■ WHAT TO WORK ON ■
Here are some records; return them all exactly.

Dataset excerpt

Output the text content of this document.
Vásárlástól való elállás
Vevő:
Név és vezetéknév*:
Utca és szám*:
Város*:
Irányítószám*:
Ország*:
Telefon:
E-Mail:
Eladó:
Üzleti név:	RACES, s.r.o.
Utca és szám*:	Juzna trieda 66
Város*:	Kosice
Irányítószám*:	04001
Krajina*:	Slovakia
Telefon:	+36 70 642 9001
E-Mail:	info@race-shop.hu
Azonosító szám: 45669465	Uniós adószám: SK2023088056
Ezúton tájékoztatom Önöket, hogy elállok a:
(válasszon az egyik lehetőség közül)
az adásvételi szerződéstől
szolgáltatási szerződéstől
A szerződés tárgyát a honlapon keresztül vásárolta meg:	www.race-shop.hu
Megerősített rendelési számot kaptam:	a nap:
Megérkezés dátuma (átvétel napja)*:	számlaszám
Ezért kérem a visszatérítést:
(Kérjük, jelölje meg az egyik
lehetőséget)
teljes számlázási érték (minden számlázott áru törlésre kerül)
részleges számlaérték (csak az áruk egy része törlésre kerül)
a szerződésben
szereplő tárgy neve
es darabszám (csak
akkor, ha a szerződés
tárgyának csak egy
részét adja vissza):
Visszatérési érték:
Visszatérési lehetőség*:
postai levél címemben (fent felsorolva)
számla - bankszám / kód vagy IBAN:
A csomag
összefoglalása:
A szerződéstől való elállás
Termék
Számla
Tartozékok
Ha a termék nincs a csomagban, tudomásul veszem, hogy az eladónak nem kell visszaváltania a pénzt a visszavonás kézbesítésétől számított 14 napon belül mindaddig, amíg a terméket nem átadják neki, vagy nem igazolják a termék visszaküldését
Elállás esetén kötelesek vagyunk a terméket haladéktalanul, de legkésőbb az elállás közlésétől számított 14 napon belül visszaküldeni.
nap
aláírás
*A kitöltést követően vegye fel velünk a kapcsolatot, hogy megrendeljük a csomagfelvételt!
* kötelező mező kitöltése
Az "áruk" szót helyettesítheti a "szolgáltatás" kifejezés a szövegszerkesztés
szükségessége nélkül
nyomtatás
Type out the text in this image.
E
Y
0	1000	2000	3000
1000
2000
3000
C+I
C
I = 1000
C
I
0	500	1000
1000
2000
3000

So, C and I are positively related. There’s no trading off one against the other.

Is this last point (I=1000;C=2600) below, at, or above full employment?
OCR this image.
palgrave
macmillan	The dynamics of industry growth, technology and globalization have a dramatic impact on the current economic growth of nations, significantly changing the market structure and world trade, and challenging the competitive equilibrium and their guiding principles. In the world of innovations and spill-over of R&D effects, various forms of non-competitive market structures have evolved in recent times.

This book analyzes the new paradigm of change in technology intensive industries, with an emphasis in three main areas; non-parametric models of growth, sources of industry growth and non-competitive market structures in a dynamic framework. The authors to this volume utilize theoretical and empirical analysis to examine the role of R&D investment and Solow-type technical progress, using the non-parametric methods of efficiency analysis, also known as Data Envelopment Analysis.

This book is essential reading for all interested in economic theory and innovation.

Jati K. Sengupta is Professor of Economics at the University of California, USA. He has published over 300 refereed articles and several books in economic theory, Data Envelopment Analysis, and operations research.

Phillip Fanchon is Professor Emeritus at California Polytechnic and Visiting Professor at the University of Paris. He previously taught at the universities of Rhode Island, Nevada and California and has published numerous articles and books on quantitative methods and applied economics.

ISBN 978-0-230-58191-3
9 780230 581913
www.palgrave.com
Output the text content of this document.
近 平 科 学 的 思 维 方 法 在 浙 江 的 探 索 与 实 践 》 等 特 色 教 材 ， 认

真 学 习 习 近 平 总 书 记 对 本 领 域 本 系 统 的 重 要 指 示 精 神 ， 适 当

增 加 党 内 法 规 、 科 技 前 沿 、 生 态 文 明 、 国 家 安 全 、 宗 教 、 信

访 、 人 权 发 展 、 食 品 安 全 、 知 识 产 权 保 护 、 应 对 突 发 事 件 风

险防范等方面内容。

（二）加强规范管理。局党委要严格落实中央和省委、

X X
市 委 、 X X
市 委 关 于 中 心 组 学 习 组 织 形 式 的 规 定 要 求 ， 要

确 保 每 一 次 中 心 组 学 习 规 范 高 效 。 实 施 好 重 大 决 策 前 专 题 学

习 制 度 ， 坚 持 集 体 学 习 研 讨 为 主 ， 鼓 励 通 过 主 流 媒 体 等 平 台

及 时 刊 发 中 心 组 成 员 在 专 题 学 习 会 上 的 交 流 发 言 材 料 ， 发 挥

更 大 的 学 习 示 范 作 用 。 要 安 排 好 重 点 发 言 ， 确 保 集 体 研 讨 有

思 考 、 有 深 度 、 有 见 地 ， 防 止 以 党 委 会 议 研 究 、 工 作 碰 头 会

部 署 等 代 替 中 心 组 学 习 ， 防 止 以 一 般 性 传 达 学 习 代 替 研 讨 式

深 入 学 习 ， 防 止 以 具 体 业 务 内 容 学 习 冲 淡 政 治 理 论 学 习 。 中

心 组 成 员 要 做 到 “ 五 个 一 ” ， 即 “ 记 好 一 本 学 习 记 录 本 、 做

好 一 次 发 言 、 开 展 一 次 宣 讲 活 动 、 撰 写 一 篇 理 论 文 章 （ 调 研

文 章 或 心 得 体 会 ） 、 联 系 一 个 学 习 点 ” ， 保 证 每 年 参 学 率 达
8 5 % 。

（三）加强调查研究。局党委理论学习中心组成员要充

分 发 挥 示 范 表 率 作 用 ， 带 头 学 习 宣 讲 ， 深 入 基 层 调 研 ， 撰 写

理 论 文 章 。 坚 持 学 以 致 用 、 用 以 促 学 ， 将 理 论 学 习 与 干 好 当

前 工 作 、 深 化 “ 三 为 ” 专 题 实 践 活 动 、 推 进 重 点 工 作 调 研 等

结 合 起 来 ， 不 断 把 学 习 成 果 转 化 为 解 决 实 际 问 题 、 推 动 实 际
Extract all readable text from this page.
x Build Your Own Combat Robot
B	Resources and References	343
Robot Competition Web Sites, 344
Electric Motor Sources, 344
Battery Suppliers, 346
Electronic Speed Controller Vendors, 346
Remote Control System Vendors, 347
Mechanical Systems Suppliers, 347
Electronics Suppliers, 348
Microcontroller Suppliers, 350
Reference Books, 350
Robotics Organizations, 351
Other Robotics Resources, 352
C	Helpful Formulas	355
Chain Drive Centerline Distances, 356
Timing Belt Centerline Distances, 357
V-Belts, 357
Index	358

■ WRITTEN SOLUTION ■
Output the text content of this document.
Vásárlástól való elállás
Vevő:
Név és vezetéknév*:
Utca és szám*:
Város*:
Irányítószám*:
Ország*:
Telefon:
E-Mail:
Eladó:
Üzleti név:	RACES, s.r.o.
Utca és szám*:	Juzna trieda 66
Város*:	Kosice
Irányítószám*:	04001
Krajina*:	Slovakia
Telefon:	+36 70 642 9001
E-Mail:	info@race-shop.hu
Azonosító szám: 45669465	Uniós adószám: SK2023088056
Ezúton tájékoztatom Önöket, hogy elállok a:
(válasszon az egyik lehetőség közül)
az adásvételi szerződéstől
szolgáltatási szerződéstől
A szerződés tárgyát a honlapon keresztül vásárolta meg:	www.race-shop.hu
Megerősített rendelési számot kaptam:	a nap:
Megérkezés dátuma (átvétel napja)*:	számlaszám
Ezért kérem a visszatérítést:
(Kérjük, jelölje meg az egyik
lehetőséget)
teljes számlázási érték (minden számlázott áru törlésre kerül)
részleges számlaérték (csak az áruk egy része törlésre kerül)
a szerződésben
szereplő tárgy neve
es darabszám (csak
akkor, ha a szerződés
tárgyának csak egy
részét adja vissza):
Visszatérési érték:
Visszatérési lehetőség*:
postai levél címemben (fent felsorolva)
számla - bankszám / kód vagy IBAN:
A csomag
összefoglalása:
A szerződéstől való elállás
Termék
Számla
Tartozékok
Ha a termék nincs a csomagban, tudomásul veszem, hogy az eladónak nem kell visszaváltania a pénzt a visszavonás kézbesítésétől számított 14 napon belül mindaddig, amíg a terméket nem átadják neki, vagy nem igazolják a termék visszaküldését
Elállás esetén kötelesek vagyunk a terméket haladéktalanul, de legkésőbb az elállás közlésétől számított 14 napon belül visszaküldeni.
nap
aláírás
*A kitöltést követően vegye fel velünk a kapcsolatot, hogy megrendeljük a csomagfelvételt!
* kötelező mező kitöltése
Az "áruk" szót helyettesítheti a "szolgáltatás" kifejezés a szövegszerkesztés
szükségessége nélkül
nyomtatás
Type out the text in this image.
E
Y
0	1000	2000	3000
1000
2000
3000
C+I
C
I = 1000
C
I
0	500	1000
1000
2000
3000

So, C and I are positively related. There’s no trading off one against the other.

Is this last point (I=1000;C=2600) below, at, or above full employment?
OCR this image.
palgrave
macmillan	The dynamics of industry growth, technology and globalization have a dramatic impact on the current economic growth of nations, significantly changing the market structure and world trade, and challenging the competitive equilibrium and their guiding principles. In the world of innovations and spill-over of R&D effects, various forms of non-competitive market structures have evolved in recent times.

This book analyzes the new paradigm of change in technology intensive industries, with an emphasis in three main areas; non-parametric models of growth, sources of industry growth and non-competitive market structures in a dynamic framework. The authors to this volume utilize theoretical and empirical analysis to examine the role of R&D investment and Solow-type technical progress, using the non-parametric methods of efficiency analysis, also known as Data Envelopment Analysis.

This book is essential reading for all interested in economic theory and innovation.

Jati K. Sengupta is Professor of Economics at the University of California, USA. He has published over 300 refereed articles and several books in economic theory, Data Envelopment Analysis, and operations research.

Phillip Fanchon is Professor Emeritus at California Polytechnic and Visiting Professor at the University of Paris. He previously taught at the universities of Rhode Island, Nevada and California and has published numerous articles and books on quantitative methods and applied economics.

ISBN 978-0-230-58191-3
9 780230 581913
www.palgrave.com
Output the text content of this document.
近 平 科 学 的 思 维 方 法 在 浙 江 的 探 索 与 实 践 》 等 特 色 教 材 ， 认

真 学 习 习 近 平 总 书 记 对 本 领 域 本 系 统 的 重 要 指 示 精 神 ， 适 当

增 加 党 内 法 规 、 科 技 前 沿 、 生 态 文 明 、 国 家 安 全 、 宗 教 、 信

访 、 人 权 发 展 、 食 品 安 全 、 知 识 产 权 保 护 、 应 对 突 发 事 件 风

险防范等方面内容。

（二）加强规范管理。局党委要严格落实中央和省委、

X X
市 委 、 X X
市 委 关 于 中 心 组 学 习 组 织 形 式 的 规 定 要 求 ， 要

确 保 每 一 次 中 心 组 学 习 规 范 高 效 。 实 施 好 重 大 决 策 前 专 题 学

习 制 度 ， 坚 持 集 体 学 习 研 讨 为 主 ， 鼓 励 通 过 主 流 媒 体 等 平 台

及 时 刊 发 中 心 组 成 员 在 专 题 学 习 会 上 的 交 流 发 言 材 料 ， 发 挥

更 大 的 学 习 示 范 作 用 。 要 安 排 好 重 点 发 言 ， 确 保 集 体 研 讨 有

思 考 、 有 深 度 、 有 见 地 ， 防 止 以 党 委 会 议 研 究 、 工 作 碰 头 会

部 署 等 代 替 中 心 组 学 习 ， 防 止 以 一 般 性 传 达 学 习 代 替 研 讨 式

深 入 学 习 ， 防 止 以 具 体 业 务 内 容 学 习 冲 淡 政 治 理 论 学 习 。 中

心 组 成 员 要 做 到 “ 五 个 一 ” ， 即 “ 记 好 一 本 学 习 记 录 本 、 做

好 一 次 发 言 、 开 展 一 次 宣 讲 活 动 、 撰 写 一 篇 理 论 文 章 （ 调 研

文 章 或 心 得 体 会 ） 、 联 系 一 个 学 习 点 ” ， 保 证 每 年 参 学 率 达
8 5 % 。

（三）加强调查研究。局党委理论学习中心组成员要充

分 发 挥 示 范 表 率 作 用 ， 带 头 学 习 宣 讲 ， 深 入 基 层 调 研 ， 撰 写

理 论 文 章 。 坚 持 学 以 致 用 、 用 以 促 学 ， 将 理 论 学 习 与 干 好 当

前 工 作 、 深 化 “ 三 为 ” 专 题 实 践 活 动 、 推 进 重 点 工 作 调 研 等

结 合 起 来 ， 不 断 把 学 习 成 果 转 化 为 解 决 实 际 问 题 、 推 动 实 际
Extract all readable text from this page.
x Build Your Own Combat Robot
B	Resources and References	343
Robot Competition Web Sites, 344
Electric Motor Sources, 344
Battery Suppliers, 346
Electronic Speed Controller Vendors, 346
Remote Control System Vendors, 347
Mechanical Systems Suppliers, 347
Electronics Suppliers, 348
Microcontroller Suppliers, 350
Reference Books, 350
Robotics Organizations, 351
Other Robotics Resources, 352
C	Helpful Formulas	355
Chain Drive Centerline Distances, 356
Timing Belt Centerline Distances, 357
V-Belts, 357
Index	358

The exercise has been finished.